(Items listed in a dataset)
━━━━━━━━
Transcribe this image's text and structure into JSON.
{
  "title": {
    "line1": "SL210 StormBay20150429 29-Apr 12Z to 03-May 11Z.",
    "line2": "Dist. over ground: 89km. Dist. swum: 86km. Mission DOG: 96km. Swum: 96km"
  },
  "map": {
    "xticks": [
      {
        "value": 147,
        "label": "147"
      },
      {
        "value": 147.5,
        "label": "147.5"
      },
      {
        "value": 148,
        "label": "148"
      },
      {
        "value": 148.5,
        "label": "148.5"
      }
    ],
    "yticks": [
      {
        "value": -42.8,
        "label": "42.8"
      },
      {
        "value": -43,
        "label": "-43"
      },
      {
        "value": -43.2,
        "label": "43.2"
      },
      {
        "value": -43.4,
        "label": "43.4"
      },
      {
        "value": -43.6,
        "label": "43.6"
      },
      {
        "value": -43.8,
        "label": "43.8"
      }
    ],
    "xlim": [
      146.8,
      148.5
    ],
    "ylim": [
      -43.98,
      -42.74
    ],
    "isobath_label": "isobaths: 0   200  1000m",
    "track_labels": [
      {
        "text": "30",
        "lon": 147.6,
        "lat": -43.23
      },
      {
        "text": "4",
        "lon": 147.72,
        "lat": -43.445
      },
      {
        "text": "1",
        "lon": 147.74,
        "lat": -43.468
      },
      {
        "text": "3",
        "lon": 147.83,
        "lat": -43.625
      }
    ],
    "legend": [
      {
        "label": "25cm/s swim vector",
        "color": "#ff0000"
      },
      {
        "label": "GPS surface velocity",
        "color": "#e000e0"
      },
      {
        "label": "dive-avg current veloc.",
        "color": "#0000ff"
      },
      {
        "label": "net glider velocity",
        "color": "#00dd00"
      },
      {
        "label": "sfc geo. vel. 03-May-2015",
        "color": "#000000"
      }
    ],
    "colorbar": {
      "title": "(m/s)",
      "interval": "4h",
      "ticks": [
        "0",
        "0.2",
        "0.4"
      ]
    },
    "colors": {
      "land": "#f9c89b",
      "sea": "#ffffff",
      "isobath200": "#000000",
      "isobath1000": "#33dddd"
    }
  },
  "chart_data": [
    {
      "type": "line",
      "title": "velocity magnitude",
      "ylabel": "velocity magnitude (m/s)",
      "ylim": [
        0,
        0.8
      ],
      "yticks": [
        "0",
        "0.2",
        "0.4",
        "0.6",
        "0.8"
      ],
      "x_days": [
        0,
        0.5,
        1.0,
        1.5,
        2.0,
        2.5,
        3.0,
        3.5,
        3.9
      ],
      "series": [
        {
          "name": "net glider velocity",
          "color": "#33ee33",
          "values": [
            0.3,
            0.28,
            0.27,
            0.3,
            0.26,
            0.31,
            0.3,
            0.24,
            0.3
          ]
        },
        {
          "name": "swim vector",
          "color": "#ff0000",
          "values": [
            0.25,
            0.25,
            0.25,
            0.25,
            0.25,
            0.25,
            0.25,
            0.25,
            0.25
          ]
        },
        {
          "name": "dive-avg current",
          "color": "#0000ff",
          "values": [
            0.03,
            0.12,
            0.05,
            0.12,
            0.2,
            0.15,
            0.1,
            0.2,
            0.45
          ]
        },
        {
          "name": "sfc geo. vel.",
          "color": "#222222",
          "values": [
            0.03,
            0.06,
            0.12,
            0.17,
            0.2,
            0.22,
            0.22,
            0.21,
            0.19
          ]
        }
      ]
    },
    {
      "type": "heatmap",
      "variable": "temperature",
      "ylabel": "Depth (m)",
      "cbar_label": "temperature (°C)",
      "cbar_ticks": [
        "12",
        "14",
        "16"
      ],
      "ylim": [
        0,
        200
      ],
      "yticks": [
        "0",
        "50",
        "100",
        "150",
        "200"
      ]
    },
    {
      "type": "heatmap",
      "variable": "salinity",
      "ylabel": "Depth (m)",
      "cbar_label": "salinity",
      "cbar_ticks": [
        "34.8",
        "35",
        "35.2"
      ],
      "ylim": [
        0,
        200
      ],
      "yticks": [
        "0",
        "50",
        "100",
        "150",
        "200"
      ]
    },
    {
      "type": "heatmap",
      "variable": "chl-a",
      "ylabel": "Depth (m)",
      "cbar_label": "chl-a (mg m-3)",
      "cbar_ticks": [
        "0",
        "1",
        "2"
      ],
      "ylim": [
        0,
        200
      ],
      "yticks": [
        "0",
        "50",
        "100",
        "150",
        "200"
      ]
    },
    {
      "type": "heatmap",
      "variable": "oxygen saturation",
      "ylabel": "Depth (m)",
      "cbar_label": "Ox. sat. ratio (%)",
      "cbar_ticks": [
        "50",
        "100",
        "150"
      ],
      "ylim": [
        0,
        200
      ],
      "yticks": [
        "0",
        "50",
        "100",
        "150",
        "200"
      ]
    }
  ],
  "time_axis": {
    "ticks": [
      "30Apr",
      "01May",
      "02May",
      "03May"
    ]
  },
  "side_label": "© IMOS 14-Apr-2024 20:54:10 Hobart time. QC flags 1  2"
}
━━━━━━━━
Could you reproduce every record above exactly as it appears?

Transcribe this image's text and structure into JSON.
{
  "title": {
    "line1": "SL210 StormBay20150429 29-Apr 12Z to 03-May 11Z.",
    "line2": "Dist. over ground: 89km. Dist. swum: 86km. Mission DOG: 96km. Swum: 96km"
  },
  "map": {
    "xticks": [
      {
        "value": 147,
        "label": "147"
      },
      {
        "value": 147.5,
        "label": "147.5"
      },
      {
        "value": 148,
        "label": "148"
      },
      {
        "value": 148.5,
        "label": "148.5"
      }
    ],
    "yticks": [
      {
        "value": -42.8,
        "label": "42.8"
      },
      {
        "value": -43,
        "label": "-43"
      },
      {
        "value": -43.2,
        "label": "43.2"
      },
      {
        "value": -43.4,
        "label": "43.4"
      },
      {
        "value": -43.6,
        "label": "43.6"
      },
      {
        "value": -43.8,
        "label": "43.8"
      }
    ],
    "xlim": [
      146.8,
      148.5
    ],
    "ylim": [
      -43.98,
      -42.74
    ],
    "isobath_label": "isobaths: 0   200  1000m",
    "track_labels": [
      {
        "text": "30",
        "lon": 147.6,
        "lat": -43.23
      },
      {
        "text": "4",
        "lon": 147.72,
        "lat": -43.445
      },
      {
        "text": "1",
        "lon": 147.74,
        "lat": -43.468
      },
      {
        "text": "3",
        "lon": 147.83,
        "lat": -43.625
      }
    ],
    "legend": [
      {
        "label": "25cm/s swim vector",
        "color": "#ff0000"
      },
      {
        "label": "GPS surface velocity",
        "color": "#e000e0"
      },
      {
        "label": "dive-avg current veloc.",
        "color": "#0000ff"
      },
      {
        "label": "net glider velocity",
        "color": "#00dd00"
      },
      {
        "label": "sfc geo. vel. 03-May-2015",
        "color": "#000000"
      }
    ],
    "colorbar": {
      "title": "(m/s)",
      "interval": "4h",
      "ticks": [
        "0",
        "0.2",
        "0.4"
      ]
    },
    "colors": {
      "land": "#f9c89b",
      "sea": "#ffffff",
      "isobath200": "#000000",
      "isobath1000": "#33dddd"
    }
  },
  "chart_data": [
    {
      "type": "line",
      "title": "velocity magnitude",
      "ylabel": "velocity magnitude (m/s)",
      "ylim": [
        0,
        0.8
      ],
      "yticks": [
        "0",
        "0.2",
        "0.4",
        "0.6",
        "0.8"
      ],
      "x_days": [
        0,
        0.5,
        1.0,
        1.5,
        2.0,
        2.5,
        3.0,
        3.5,
        3.9
      ],
      "series": [
        {
          "name": "net glider velocity",
          "color": "#33ee33",
          "values": [
            0.3,
            0.28,
            0.27,
            0.3,
            0.26,
            0.31,
            0.3,
            0.24,
            0.3
          ]
        },
        {
          "name": "swim vector",
          "color": "#ff0000",
          "values": [
            0.25,
            0.25,
            0.25,
            0.25,
            0.25,
            0.25,
            0.25,
            0.25,
            0.25
          ]
        },
        {
          "name": "dive-avg current",
          "color": "#0000ff",
          "values": [
            0.03,
            0.12,
            0.05,
            0.12,
            0.2,
            0.15,
            0.1,
            0.2,
            0.45
          ]
        },
        {
          "name": "sfc geo. vel.",
          "color": "#222222",
          "values": [
            0.03,
            0.06,
            0.12,
            0.17,
            0.2,
            0.22,
            0.22,
            0.21,
            0.19
          ]
        }
      ]
    },
    {
      "type": "heatmap",
      "variable": "temperature",
      "ylabel": "Depth (m)",
      "cbar_label": "temperature (°C)",
      "cbar_ticks": [
        "12",
        "14",
        "16"
      ],
      "ylim": [
        0,
        200
      ],
      "yticks": [
        "0",
        "50",
        "100",
        "150",
        "200"
      ]
    },
    {
      "type": "heatmap",
      "variable": "salinity",
      "ylabel": "Depth (m)",
      "cbar_label": "salinity",
      "cbar_ticks": [
        "34.8",
        "35",
        "35.2"
      ],
      "ylim": [
        0,
        200
      ],
      "yticks": [
        "0",
        "50",
        "100",
        "150",
        "200"
      ]
    },
    {
      "type": "heatmap",
      "variable": "chl-a",
      "ylabel": "Depth (m)",
      "cbar_label": "chl-a (mg m-3)",
      "cbar_ticks": [
        "0",
        "1",
        "2"
      ],
      "ylim": [
        0,
        200
      ],
      "yticks": [
        "0",
        "50",
        "100",
        "150",
        "200"
      ]
    },
    {
      "type": "heatmap",
      "variable": "oxygen saturation",
      "ylabel": "Depth (m)",
      "cbar_label": "Ox. sat. ratio (%)",
      "cbar_ticks": [
        "50",
        "100",
        "150"
      ],
      "ylim": [
        0,
        200
      ],
      "yticks": [
        "0",
        "50",
        "100",
        "150",
        "200"
      ]
    }
  ],
  "time_axis": {
    "ticks": [
      "30Apr",
      "01May",
      "02May",
      "03May"
    ]
  },
  "side_label": "© IMOS 14-Apr-2024 20:54:10 Hobart time. QC flags 1  2"
}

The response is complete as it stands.